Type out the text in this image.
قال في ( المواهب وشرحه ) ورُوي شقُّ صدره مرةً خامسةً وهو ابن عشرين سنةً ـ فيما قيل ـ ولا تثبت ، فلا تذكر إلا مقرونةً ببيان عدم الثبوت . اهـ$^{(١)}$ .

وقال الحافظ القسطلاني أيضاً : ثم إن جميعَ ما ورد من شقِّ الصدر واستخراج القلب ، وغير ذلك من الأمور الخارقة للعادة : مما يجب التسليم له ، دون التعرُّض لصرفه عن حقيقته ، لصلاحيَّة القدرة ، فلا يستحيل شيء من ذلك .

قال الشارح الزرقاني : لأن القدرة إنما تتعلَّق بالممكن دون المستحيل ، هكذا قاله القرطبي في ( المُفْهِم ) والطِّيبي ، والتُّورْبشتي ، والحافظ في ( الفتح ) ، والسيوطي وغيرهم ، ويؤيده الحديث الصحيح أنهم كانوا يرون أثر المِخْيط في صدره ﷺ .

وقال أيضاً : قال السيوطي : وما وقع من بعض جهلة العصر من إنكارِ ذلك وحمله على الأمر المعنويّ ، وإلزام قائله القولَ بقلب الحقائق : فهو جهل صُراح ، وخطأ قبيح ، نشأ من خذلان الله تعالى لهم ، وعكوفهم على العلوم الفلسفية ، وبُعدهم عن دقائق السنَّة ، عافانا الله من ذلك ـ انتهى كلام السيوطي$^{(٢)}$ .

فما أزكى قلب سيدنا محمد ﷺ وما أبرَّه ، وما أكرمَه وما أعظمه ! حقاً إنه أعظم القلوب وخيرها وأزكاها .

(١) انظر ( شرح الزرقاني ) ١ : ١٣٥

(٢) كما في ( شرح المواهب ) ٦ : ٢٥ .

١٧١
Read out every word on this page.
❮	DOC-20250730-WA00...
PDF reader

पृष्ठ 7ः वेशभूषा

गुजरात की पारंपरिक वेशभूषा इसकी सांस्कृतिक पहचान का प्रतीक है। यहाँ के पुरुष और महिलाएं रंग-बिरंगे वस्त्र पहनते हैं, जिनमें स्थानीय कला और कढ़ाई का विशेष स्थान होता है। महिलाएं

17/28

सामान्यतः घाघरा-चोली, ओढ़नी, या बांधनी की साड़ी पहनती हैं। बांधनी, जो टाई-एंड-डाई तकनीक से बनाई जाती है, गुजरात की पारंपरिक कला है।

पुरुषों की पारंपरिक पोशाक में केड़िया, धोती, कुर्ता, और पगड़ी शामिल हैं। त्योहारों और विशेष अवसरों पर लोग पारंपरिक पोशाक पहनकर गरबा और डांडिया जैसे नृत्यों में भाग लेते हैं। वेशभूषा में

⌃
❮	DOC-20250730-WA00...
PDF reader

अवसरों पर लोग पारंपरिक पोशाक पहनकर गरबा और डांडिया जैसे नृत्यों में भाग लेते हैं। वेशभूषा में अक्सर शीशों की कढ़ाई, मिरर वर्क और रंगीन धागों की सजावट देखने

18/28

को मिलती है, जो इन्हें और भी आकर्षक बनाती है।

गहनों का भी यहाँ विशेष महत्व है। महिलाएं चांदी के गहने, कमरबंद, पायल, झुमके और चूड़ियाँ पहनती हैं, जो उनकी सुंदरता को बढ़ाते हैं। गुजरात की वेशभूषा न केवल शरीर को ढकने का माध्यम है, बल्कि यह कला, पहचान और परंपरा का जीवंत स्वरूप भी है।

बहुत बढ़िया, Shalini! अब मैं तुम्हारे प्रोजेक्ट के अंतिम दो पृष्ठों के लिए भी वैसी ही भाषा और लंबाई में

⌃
============
Using the listing, say how many lines include the word "الزرقاني", and add nothing else.

### [RESULT FOR THIS TASK]
2